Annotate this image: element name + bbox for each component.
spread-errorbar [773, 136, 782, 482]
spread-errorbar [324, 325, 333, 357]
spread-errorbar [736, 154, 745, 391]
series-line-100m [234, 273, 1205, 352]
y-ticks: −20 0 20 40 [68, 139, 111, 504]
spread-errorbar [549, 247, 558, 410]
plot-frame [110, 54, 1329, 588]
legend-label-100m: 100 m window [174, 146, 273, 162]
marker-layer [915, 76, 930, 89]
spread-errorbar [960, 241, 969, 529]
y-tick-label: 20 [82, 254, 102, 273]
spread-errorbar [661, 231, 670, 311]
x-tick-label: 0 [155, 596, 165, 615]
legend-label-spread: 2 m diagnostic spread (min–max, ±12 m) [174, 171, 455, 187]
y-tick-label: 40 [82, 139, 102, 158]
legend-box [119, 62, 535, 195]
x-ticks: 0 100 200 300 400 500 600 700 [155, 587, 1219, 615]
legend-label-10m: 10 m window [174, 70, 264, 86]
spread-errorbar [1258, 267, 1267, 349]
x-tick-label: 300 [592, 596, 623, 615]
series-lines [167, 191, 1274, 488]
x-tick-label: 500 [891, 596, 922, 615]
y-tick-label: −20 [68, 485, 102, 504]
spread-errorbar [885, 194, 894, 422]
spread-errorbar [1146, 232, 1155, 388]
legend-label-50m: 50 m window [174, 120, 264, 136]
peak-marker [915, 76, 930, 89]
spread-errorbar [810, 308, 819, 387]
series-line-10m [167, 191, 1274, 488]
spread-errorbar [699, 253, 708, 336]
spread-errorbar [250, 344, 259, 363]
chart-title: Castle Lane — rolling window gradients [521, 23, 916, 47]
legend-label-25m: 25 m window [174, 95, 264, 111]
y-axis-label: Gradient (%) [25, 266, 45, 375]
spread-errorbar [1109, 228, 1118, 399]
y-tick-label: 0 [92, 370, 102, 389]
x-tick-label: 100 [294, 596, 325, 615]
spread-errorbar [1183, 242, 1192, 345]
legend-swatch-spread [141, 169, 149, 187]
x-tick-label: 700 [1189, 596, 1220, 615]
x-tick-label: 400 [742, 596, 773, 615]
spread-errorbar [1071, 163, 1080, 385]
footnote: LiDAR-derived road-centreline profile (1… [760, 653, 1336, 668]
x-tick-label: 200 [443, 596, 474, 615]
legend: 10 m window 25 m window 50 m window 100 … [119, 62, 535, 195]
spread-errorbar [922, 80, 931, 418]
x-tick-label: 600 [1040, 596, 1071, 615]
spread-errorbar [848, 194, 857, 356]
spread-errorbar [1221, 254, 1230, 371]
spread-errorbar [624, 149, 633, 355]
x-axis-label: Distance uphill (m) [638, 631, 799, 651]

◆ **Goal**
Please copy out every row above word for word, keeping the same order.

◆ **Finished exercise**
Annotate this image: element name + bbox for each component.
spread-errorbar [773, 136, 782, 482]
spread-errorbar [324, 325, 333, 357]
spread-errorbar [736, 154, 745, 391]
series-line-100m [234, 273, 1205, 352]
y-ticks: −20 0 20 40 [68, 139, 111, 504]
spread-errorbar [549, 247, 558, 410]
plot-frame [110, 54, 1329, 588]
legend-label-100m: 100 m window [174, 146, 273, 162]
marker-layer [915, 76, 930, 89]
spread-errorbar [960, 241, 969, 529]
y-tick-label: 20 [82, 254, 102, 273]
spread-errorbar [661, 231, 670, 311]
x-tick-label: 0 [155, 596, 165, 615]
legend-label-spread: 2 m diagnostic spread (min–max, ±12 m) [174, 171, 455, 187]
y-tick-label: 40 [82, 139, 102, 158]
legend-box [119, 62, 535, 195]
x-ticks: 0 100 200 300 400 500 600 700 [155, 587, 1219, 615]
legend-label-10m: 10 m window [174, 70, 264, 86]
spread-errorbar [1258, 267, 1267, 349]
x-tick-label: 300 [592, 596, 623, 615]
series-lines [167, 191, 1274, 488]
x-tick-label: 500 [891, 596, 922, 615]
y-tick-label: −20 [68, 485, 102, 504]
spread-errorbar [885, 194, 894, 422]
spread-errorbar [1146, 232, 1155, 388]
legend-label-50m: 50 m window [174, 120, 264, 136]
peak-marker [915, 76, 930, 89]
spread-errorbar [810, 308, 819, 387]
series-line-10m [167, 191, 1274, 488]
spread-errorbar [699, 253, 708, 336]
spread-errorbar [250, 344, 259, 363]
chart-title: Castle Lane — rolling window gradients [521, 23, 916, 47]
legend-label-25m: 25 m window [174, 95, 264, 111]
y-axis-label: Gradient (%) [25, 266, 45, 375]
spread-errorbar [1109, 228, 1118, 399]
y-tick-label: 0 [92, 370, 102, 389]
x-tick-label: 100 [294, 596, 325, 615]
spread-errorbar [1183, 242, 1192, 345]
legend-swatch-spread [141, 169, 149, 187]
x-tick-label: 700 [1189, 596, 1220, 615]
x-tick-label: 400 [742, 596, 773, 615]
spread-errorbar [1071, 163, 1080, 385]
footnote: LiDAR-derived road-centreline profile (1… [760, 653, 1336, 668]
x-tick-label: 200 [443, 596, 474, 615]
legend: 10 m window 25 m window 50 m window 100 … [119, 62, 535, 195]
spread-errorbar [922, 80, 931, 418]
x-tick-label: 600 [1040, 596, 1071, 615]
spread-errorbar [848, 194, 857, 356]
spread-errorbar [1221, 254, 1230, 371]
spread-errorbar [624, 149, 633, 355]
x-axis-label: Distance uphill (m) [638, 631, 799, 651]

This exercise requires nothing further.